Document segment:

TC: Well you’re bang on. It makes it very hard for emerging cricket nations to hold on to their talented players who either have heritage elsewhere or are able to play cricket in that country and get to a point where they qualify. The qualification is four years, and you only have to be there for six months plus one day of that preceding four year period to qualify for a nation, unless of course if you were born there or hold that country’s passport, which means another variable there too. So Mark Chapman, a class player, I think he has been unlucky to not get as many accolades as he deserves with the way that he played in the last year, really, since I’ve come on to watch him bat in the T20 qualifiers, despite him not getting a 50 he was one of the best batsmen I think. The way he batted in situations showed a calmness beyond his years and in games that were consequential, that actually meant something for Hong Kong cricket–that innings against Afghanistan, winning that game means a lot of funding, losing that game means a do or die play off against Papua New Guinea, a very strong country as well. We talk about cricket of consequence, there is nothing more than that game to show when cricket actually means something. And the way he played in the UAE after getting off the plane as well–he had his university exam, almost missed his flight to Dubai, got off the plane, goes out there and bats and scores the second fastest one day international hundred on debut, done by the youngest person, and one of only ten men to have done that. That’s amazing! The UAE, I know they are a little understrength as what they were in the World Cup, but they were in the World Cup! That’s no mean feat and you want to talk about class or membership levels, that’s a one day international and not even mentioned at the ESPN awards as an ODI performance of 2015. I think that just shows how far we have to come before the emerging cricket nations beyond that top 10 until we actually get a fair suck at the suds, so to speak. 

SJ: That’s something I want to ask–Ireland have been there and thereabouts for a long time, now they are getting a lot more recognition. For the development period, for example if you want to push Hong Kong regularly in the conversation so there are more outlets covering it and, as you said, Mark Chapman’s accomplishments, how thankless of a job is it, when you put your heart and soul in it and there isn’t the least bit of recognition globally?

TC: Well, for a cricket tragic and someone who now works as CEO of an emerging nation, it’s soul-destroying, I would say.

You get emotional about these things, and I’m not going to pretend that I don’t, and I think to some degree Hong Kong doesn’t get the recognition it deserves. It has a perspective to many of being just, in inverted commas, “just another team of expats.” If people actually look beyond what names they see on the list.. say in our best eleven, eight of those have learned the sport in Hong Kong, and half of those were actually born here. There’s only three guys that you’d deem as “qualifiers” on our team, and they’ve been here over seven years and either have a Hong Kong passport or are in the process of applying for permanent residency.  

I don’t think we get the same exposure as another country that has the same, again, quote-unquote, “indigenous” element or at least a majority of those, when the guys you see on the Hong Kong side–I’m going a little bit off track there, but our Hong Kong cricket, they come through the Hong Kong system, they’ve been coached here from when they first picked up a bat. Yes, they come from families where cricket has a lot more deeper heritage and following, but if you can’t start building with the second and third generations of people who have come from cricket playing nations, then where else can you go? We’re lucky that we have a large community of cricket playing nation’s expats, although now they’re Hong Kongers!

Collection entries:
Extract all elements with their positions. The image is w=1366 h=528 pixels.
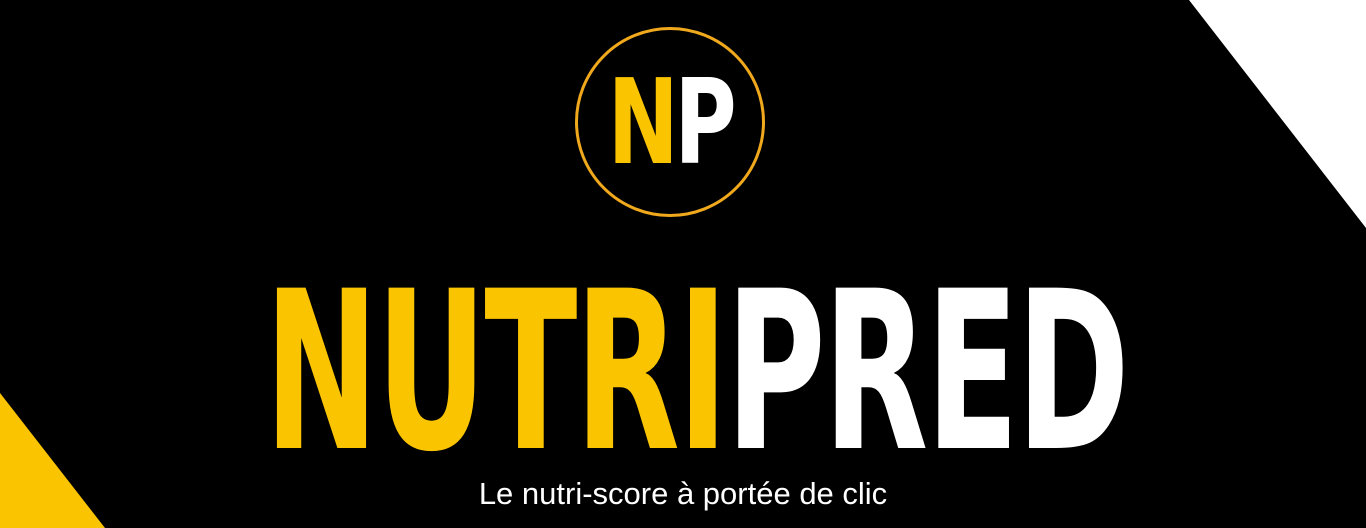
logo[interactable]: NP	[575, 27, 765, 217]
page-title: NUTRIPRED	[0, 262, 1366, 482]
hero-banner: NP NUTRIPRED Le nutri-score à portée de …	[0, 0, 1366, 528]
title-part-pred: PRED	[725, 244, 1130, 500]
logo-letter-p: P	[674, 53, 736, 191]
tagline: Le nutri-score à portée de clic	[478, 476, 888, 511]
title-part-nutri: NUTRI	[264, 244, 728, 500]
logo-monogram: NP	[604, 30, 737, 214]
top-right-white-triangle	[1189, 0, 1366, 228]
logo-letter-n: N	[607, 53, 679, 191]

Requirement A: Copy the stretch of the records from the line containing "27, 765, 217]" through the end of the records.
Requirement B: Pick up the interview on Hong Kong cricket where it stops and continue it.

Task answer A:
logo[interactable]: NP	[575, 27, 765, 217]
page-title: NUTRIPRED	[0, 262, 1366, 482]
hero-banner: NP NUTRIPRED Le nutri-score à portée de …	[0, 0, 1366, 528]
title-part-pred: PRED	[725, 244, 1130, 500]
logo-letter-p: P	[674, 53, 736, 191]
tagline: Le nutri-score à portée de clic	[478, 476, 888, 511]
title-part-nutri: NUTRI	[264, 244, 728, 500]
logo-monogram: NP	[604, 30, 737, 214]
top-right-white-triangle	[1189, 0, 1366, 228]
logo-letter-n: N	[607, 53, 679, 191]

Task answer B:
Jamie Atkinson, born in Hong Kong, Mark Chapman, born in Hong Kong, Anshuman Rath born in Hong Kong. This is Hong Kong’s future, and again this is where the emotion comes in! You even see in the [World T20] promotional videos and ads that are out, very seldom do you see the Hong Kong guys there, despite how high we are in the world rankings. I think there’s almost an expectation that we’ve crested in our wave and we’ll just go down. It’s very much a focus of all of us, and especially me, that we don’t regress from where we are at the moment, we only go higher and higher. 

We have a smaller pool of players and we have our challenges, but we also have some of the best coaching staff in the world. So yeah, it makes it very hard. There are changes that need to be made in qualifications for players to allow development of those emerging nations to come a lot easier, and whether that’s an amnesty period for those players who have played for associate nations, or were born there, to be able to leave a full member if they perhaps qualify to allow for them to go back and play, that also means those emerging nations need to have the opportunity of playing Test cricket or a variant depending what it gets called all the way through. We need to have the best cricketers playing the best cricket possible. *Sighs.* Yeah.

SJ: I want to get your inputs on one topic, which was that when Hong Kong played England in UAE and there was possibly an ODI status to that game and then later on there wasn’t, it was 13 a side and you gave an explanation of what happened, et cetera et cetera, and the cost of organizing it which was $100,000. From my point of view, $100,000 is nothing when it comes to the ECB. If the teams were actually keen on growing sport and helping out nations in need, I would think they should do that without a second thought. On top of it, Hong Kong has had ODI status for nearly two years now and you have it for another two years, and you’ve played one fixture against a full member nation so far. I mean, we are talking about the development of the game and so on and so forth, but based on those two things I can tell the top dogs don’t really care where cricket as a sport goes as long as they are happy.

TC: Well, yeah. It was a frustrating situation and nailed the head in terms of how many games we have played, and it brings in the question of “what is the point of having ODI status?” I think it was Malcolm Cannon recently, the even newer than me CEO of Cricket Scotland, talking about, “what is the point of having status if we don’t actually get to use it?” We worked, quoting him, “bloody hard to get it,” and I know how hard Hong Kong worked as well, especially that 2014 tournament when we both got ODI status, and what does it actually mean to us? All it meant was that even when we get an opportunity to play a full member it’s harder than it should be to be able to play proper status of game. Look at when Australia plays England again in a football friendly–it’s still an international, it still counts. The whole notion of friendly and warm-up games, yeah, it’s a tough one.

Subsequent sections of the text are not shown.